**TO BE DONE**
In the entries below, count the lines holding "csökkentésére". Reply with the number only.

□ □ □ □

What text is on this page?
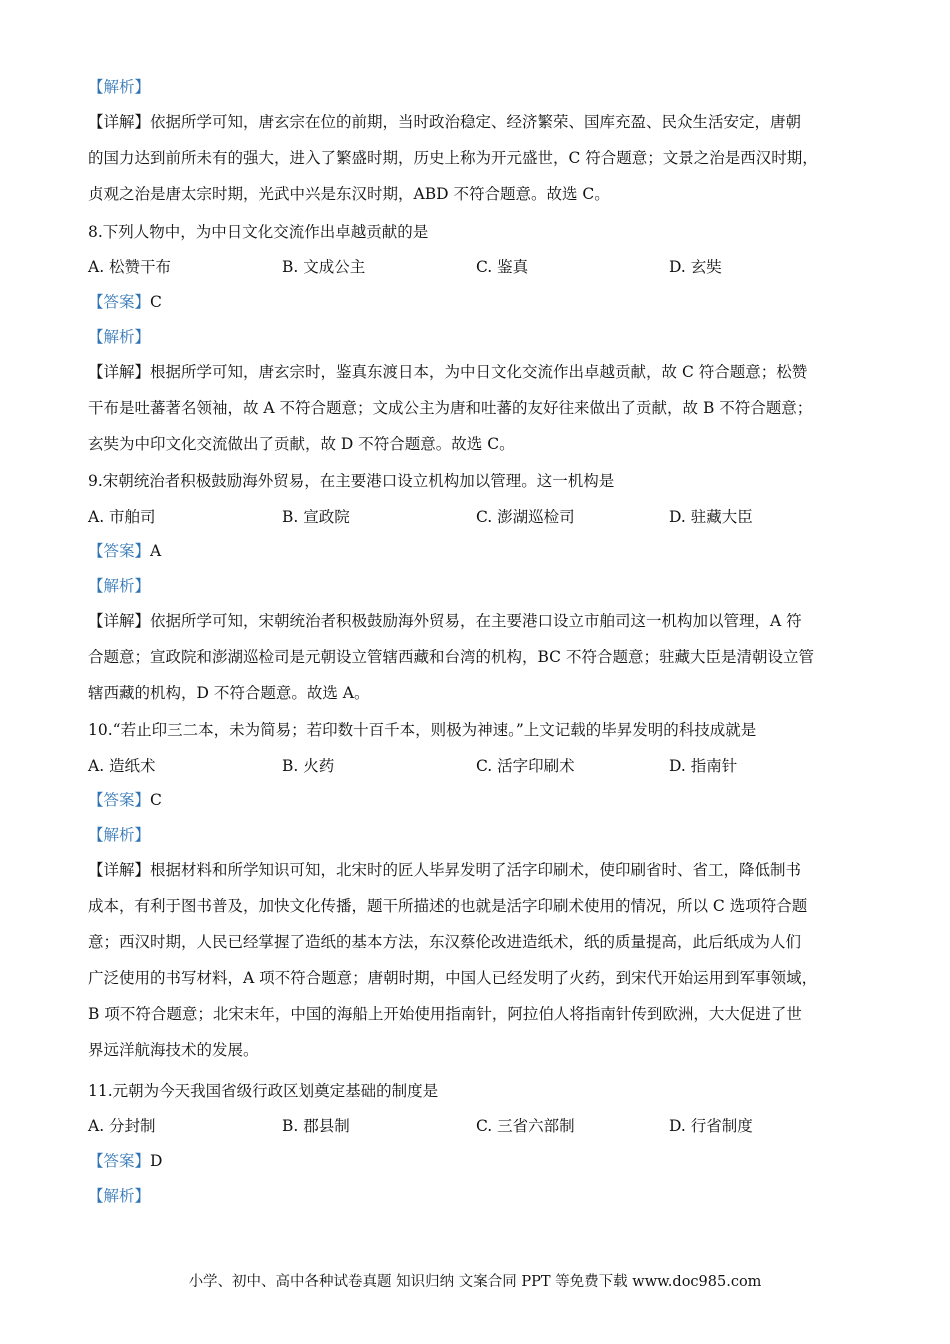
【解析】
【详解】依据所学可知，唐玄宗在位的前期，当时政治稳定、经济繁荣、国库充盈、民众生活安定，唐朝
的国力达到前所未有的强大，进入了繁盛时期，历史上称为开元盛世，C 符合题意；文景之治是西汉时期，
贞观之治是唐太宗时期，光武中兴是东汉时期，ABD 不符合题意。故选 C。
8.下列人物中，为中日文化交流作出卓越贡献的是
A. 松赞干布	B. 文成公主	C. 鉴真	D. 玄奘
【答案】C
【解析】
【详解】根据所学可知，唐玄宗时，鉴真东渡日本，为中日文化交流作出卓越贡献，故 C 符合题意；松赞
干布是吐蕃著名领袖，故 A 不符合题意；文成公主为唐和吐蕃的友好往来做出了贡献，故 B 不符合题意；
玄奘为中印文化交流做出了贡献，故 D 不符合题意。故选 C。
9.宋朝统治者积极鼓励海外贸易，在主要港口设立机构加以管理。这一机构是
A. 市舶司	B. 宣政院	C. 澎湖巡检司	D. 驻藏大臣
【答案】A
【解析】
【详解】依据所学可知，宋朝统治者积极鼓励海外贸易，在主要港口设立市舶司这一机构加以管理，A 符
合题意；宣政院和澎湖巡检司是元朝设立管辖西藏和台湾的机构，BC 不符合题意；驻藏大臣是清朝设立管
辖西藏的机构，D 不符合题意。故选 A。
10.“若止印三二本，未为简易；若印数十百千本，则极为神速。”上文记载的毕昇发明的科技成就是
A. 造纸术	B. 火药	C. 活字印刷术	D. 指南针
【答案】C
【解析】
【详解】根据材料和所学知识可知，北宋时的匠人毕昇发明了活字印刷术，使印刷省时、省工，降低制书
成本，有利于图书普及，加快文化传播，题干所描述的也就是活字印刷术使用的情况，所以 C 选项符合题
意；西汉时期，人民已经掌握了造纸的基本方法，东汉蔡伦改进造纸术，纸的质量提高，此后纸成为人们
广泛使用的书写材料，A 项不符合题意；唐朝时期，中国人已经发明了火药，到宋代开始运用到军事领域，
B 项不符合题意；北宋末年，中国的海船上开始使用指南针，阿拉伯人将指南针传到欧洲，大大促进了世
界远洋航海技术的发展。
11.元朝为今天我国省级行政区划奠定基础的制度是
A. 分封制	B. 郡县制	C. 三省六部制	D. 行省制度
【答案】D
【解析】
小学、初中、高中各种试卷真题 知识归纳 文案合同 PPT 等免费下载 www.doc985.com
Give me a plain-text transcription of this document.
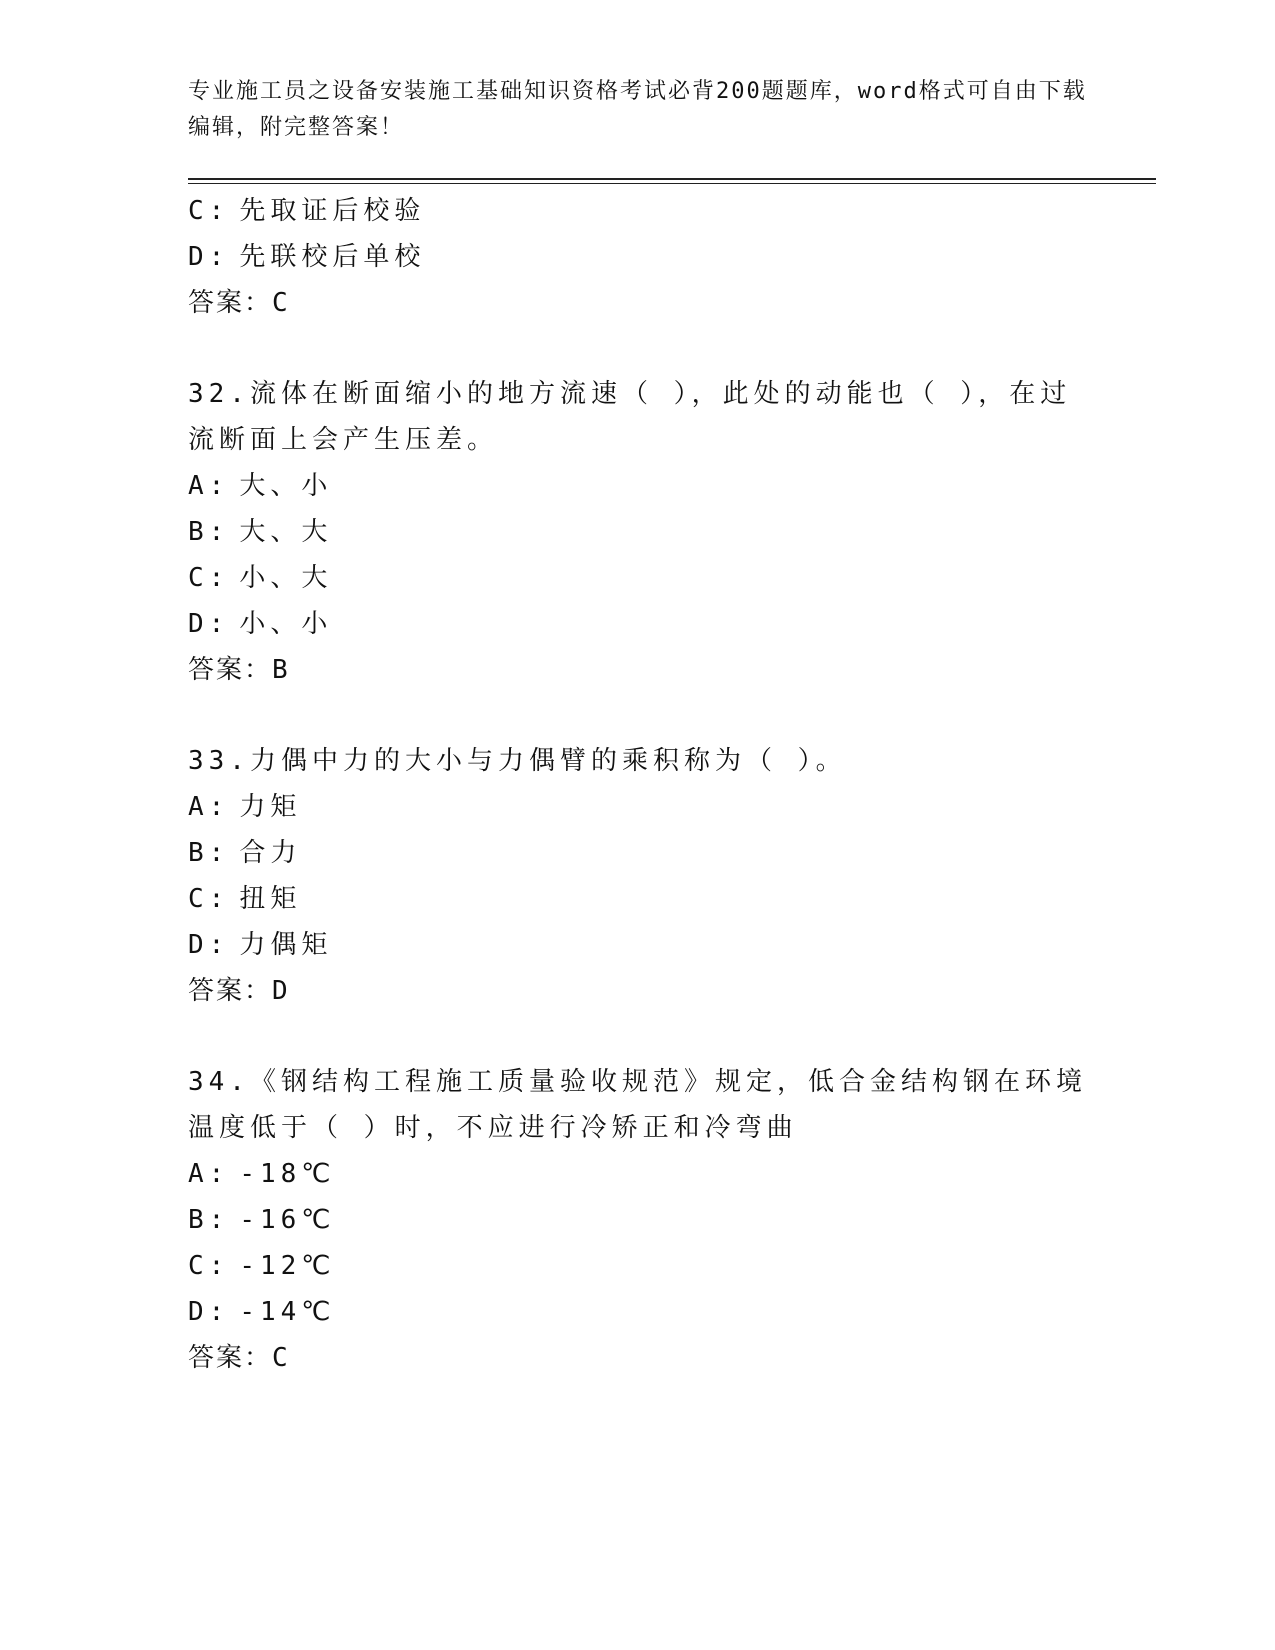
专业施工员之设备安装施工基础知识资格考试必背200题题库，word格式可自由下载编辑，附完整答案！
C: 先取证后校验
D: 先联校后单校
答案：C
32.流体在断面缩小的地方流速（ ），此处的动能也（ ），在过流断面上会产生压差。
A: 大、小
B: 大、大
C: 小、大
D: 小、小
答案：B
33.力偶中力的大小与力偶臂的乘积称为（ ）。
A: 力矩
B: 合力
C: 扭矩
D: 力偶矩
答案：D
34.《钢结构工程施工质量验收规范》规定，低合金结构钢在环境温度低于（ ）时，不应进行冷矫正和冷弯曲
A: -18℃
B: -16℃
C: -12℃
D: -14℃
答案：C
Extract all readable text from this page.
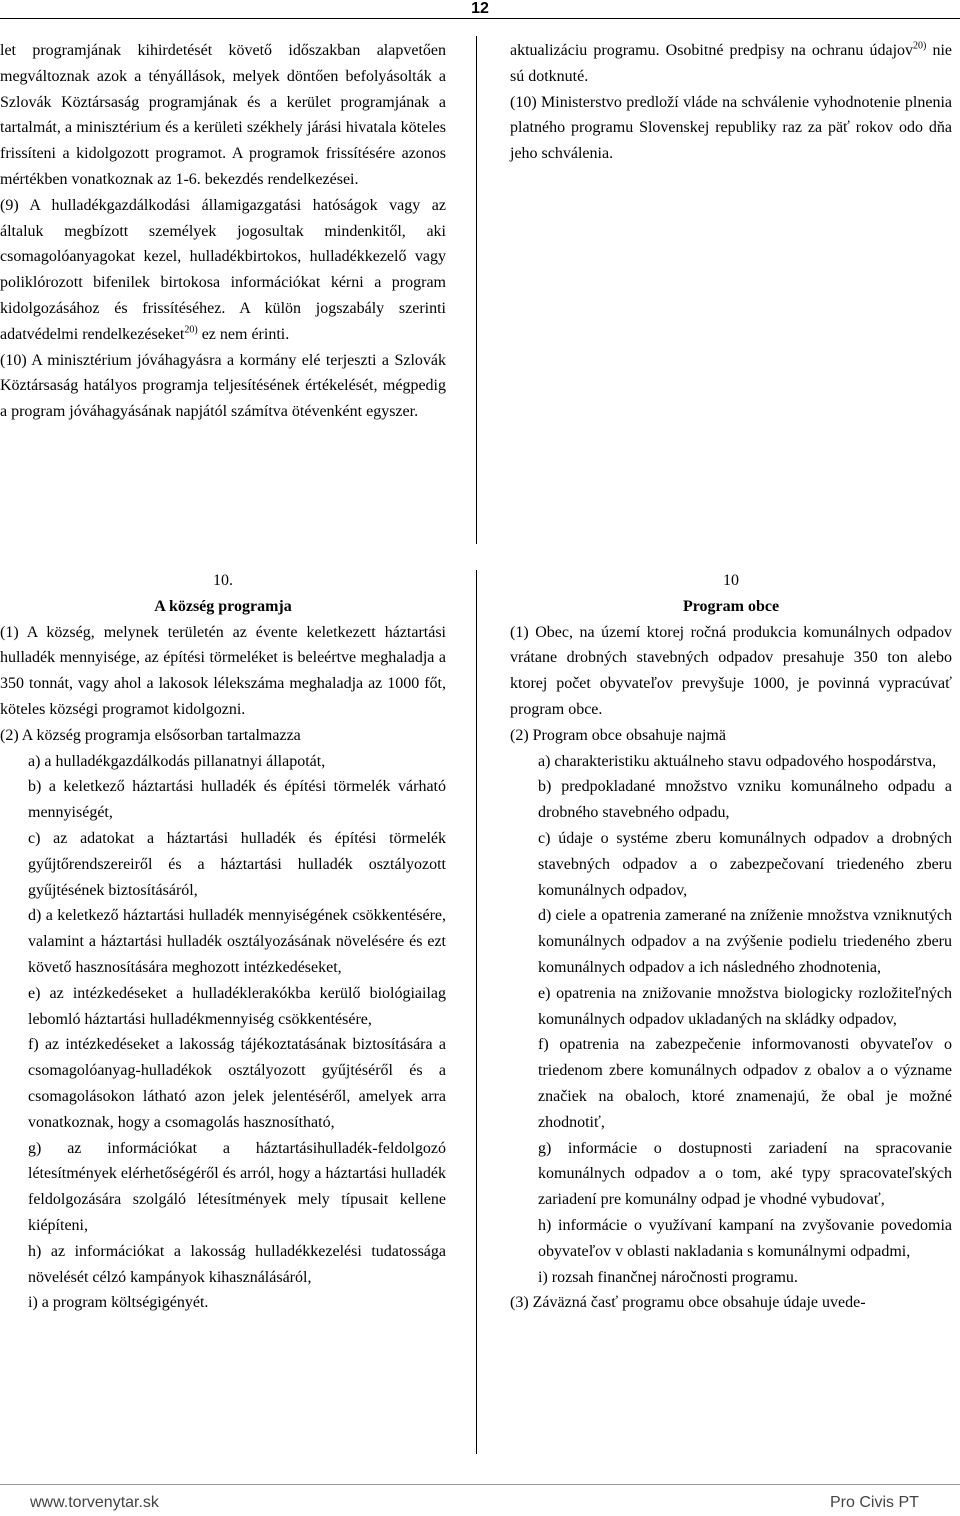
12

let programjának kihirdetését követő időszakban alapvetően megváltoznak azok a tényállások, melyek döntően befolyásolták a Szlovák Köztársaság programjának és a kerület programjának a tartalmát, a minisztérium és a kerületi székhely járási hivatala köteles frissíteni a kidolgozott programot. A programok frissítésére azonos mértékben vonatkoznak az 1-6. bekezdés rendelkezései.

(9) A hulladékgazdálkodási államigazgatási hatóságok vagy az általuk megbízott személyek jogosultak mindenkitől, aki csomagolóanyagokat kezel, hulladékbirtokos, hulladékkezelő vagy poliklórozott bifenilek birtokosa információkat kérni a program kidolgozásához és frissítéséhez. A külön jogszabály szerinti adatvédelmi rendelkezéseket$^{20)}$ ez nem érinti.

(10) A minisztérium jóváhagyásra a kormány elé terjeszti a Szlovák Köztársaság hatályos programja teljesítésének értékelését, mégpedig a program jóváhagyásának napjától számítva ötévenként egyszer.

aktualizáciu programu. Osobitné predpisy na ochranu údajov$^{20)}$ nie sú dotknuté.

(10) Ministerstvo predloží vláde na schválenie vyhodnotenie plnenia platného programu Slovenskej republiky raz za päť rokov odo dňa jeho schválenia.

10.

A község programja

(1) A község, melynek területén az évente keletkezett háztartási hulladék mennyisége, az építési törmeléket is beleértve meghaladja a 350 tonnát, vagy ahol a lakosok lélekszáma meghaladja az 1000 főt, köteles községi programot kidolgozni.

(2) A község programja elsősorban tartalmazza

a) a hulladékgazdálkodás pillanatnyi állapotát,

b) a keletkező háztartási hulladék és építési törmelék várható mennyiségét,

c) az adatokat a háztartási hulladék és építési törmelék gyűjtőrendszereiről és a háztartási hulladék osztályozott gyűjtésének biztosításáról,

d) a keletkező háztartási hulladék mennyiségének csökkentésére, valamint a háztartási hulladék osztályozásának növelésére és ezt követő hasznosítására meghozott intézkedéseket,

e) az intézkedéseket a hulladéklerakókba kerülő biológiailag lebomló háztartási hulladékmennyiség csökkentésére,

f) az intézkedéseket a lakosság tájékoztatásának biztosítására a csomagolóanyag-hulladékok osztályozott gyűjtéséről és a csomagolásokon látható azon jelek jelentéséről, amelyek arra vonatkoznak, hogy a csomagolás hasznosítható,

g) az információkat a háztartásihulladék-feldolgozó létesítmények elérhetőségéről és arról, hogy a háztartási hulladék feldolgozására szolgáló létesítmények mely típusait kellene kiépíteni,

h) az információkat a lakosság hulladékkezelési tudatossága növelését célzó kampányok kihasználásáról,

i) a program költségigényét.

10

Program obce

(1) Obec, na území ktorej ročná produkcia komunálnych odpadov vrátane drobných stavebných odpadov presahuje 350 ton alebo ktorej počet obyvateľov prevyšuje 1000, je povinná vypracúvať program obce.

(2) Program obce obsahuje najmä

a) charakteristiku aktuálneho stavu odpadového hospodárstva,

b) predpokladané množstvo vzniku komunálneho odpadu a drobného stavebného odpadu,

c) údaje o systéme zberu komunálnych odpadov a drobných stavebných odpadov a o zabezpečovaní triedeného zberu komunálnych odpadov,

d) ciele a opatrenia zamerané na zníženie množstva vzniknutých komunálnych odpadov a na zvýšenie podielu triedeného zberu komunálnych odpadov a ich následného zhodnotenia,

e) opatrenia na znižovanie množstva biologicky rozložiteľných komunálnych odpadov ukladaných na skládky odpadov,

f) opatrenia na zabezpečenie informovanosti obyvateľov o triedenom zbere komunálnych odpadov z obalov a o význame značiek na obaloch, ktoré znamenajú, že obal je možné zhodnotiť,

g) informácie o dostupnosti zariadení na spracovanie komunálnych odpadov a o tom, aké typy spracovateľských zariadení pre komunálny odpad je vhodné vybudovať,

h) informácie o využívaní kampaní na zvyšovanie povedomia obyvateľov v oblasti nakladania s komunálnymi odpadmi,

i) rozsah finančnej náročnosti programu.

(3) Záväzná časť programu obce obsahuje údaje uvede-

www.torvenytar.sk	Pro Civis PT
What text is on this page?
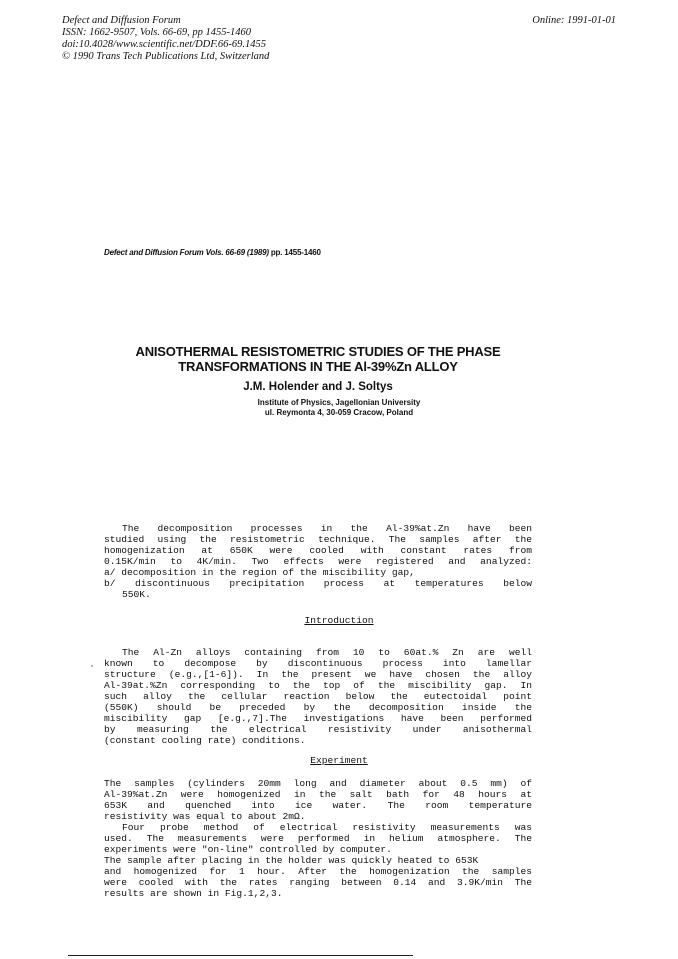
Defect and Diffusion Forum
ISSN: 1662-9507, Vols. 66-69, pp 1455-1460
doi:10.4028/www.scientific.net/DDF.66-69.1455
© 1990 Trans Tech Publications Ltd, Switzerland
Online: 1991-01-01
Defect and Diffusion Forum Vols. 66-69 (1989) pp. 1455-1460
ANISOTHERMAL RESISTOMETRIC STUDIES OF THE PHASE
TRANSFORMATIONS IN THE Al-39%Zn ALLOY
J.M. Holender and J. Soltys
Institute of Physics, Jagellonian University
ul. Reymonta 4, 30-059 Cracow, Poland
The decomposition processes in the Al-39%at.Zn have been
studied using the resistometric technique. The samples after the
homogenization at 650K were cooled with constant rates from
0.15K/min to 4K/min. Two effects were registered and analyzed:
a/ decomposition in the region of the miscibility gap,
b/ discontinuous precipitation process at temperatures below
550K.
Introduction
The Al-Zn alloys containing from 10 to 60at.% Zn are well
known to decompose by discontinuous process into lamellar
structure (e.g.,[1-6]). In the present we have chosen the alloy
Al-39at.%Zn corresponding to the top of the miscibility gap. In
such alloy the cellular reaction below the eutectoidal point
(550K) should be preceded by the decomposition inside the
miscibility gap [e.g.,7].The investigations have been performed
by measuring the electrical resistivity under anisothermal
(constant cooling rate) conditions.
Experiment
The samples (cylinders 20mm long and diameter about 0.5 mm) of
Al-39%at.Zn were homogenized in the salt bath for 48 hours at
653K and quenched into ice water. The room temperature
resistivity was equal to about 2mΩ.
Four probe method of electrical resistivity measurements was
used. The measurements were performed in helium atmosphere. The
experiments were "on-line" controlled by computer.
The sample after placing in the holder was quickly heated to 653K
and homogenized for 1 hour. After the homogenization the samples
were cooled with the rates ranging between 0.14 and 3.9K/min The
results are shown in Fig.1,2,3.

□ □ □ □

**WORKED ANSWER**
2